━━ Exercise data ━━
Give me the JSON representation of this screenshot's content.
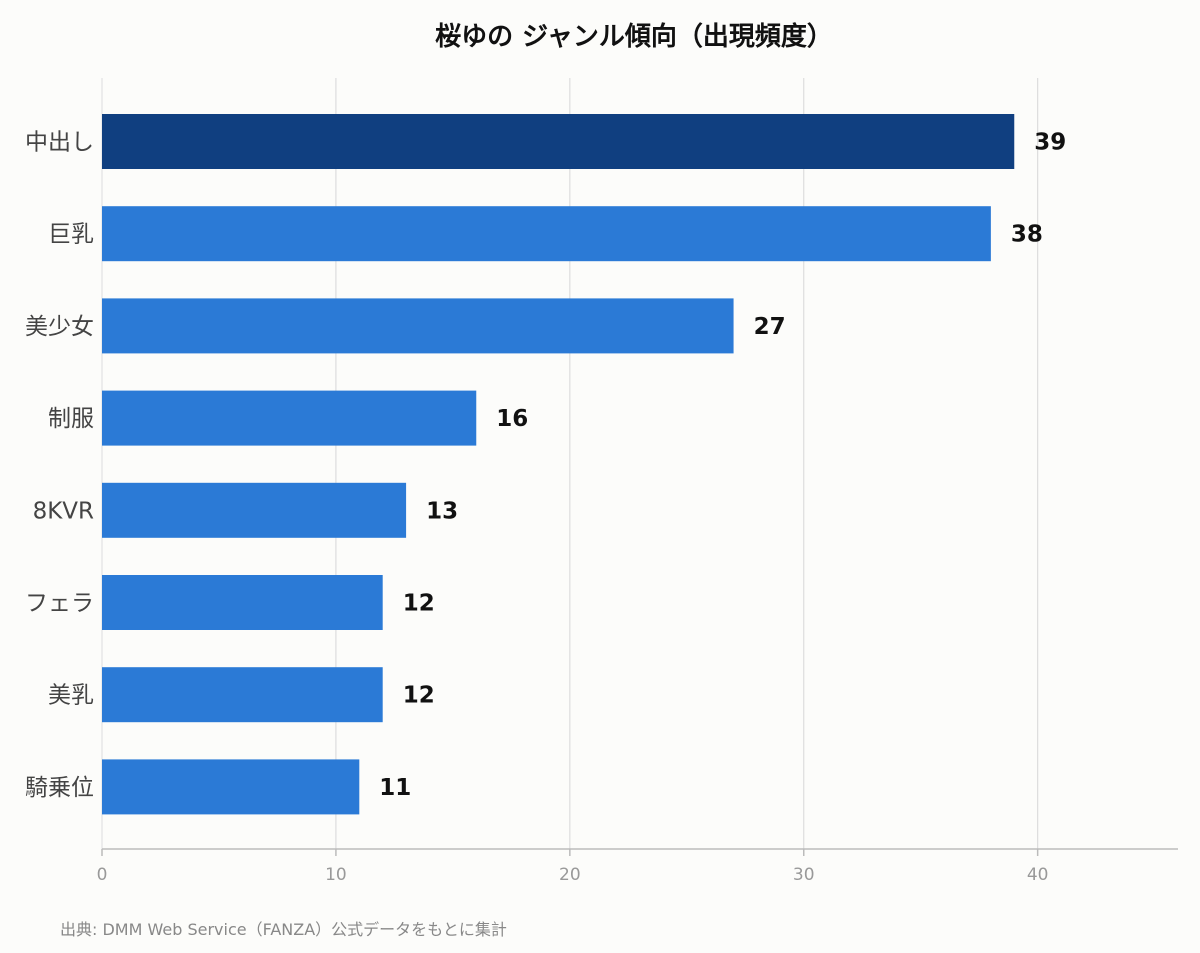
{
  "chart_data": {
    "type": "bar",
    "orientation": "horizontal",
    "title": "桜ゆの ジャンル傾向（出現頻度）",
    "categories": [
      "中出し",
      "巨乳",
      "美少女",
      "制服",
      "8KVR",
      "フェラ",
      "美乳",
      "騎乗位"
    ],
    "values": [
      39,
      38,
      27,
      16,
      13,
      12,
      12,
      11
    ],
    "xlim": [
      0,
      46
    ],
    "xticks": [
      0,
      10,
      20,
      30,
      40
    ],
    "grid": true,
    "legend": "none",
    "colors": {
      "highlight": "#103f80",
      "bar": "#2b7ad6"
    },
    "source": "出典: DMM Web Service（FANZA）公式データをもとに集計"
  }
}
━━━
Set exercise: Leave out the pictures and output the rest of the material exactly as written.

Result of this exercise:
Give me the JSON representation of this screenshot's content.
{
  "chart_data": {
    "type": "bar",
    "orientation": "horizontal",
    "title": "桜ゆの ジャンル傾向（出現頻度）",
    "categories": [
      "中出し",
      "巨乳",
      "美少女",
      "制服",
      "8KVR",
      "フェラ",
      "美乳",
      "騎乗位"
    ],
    "values": [
      39,
      38,
      27,
      16,
      13,
      12,
      12,
      11
    ],
    "xlim": [
      0,
      46
    ],
    "xticks": [
      0,
      10,
      20,
      30,
      40
    ],
    "grid": true,
    "legend": "none",
    "colors": {
      "highlight": "#103f80",
      "bar": "#2b7ad6"
    },
    "source": "出典: DMM Web Service（FANZA）公式データをもとに集計"
  }
}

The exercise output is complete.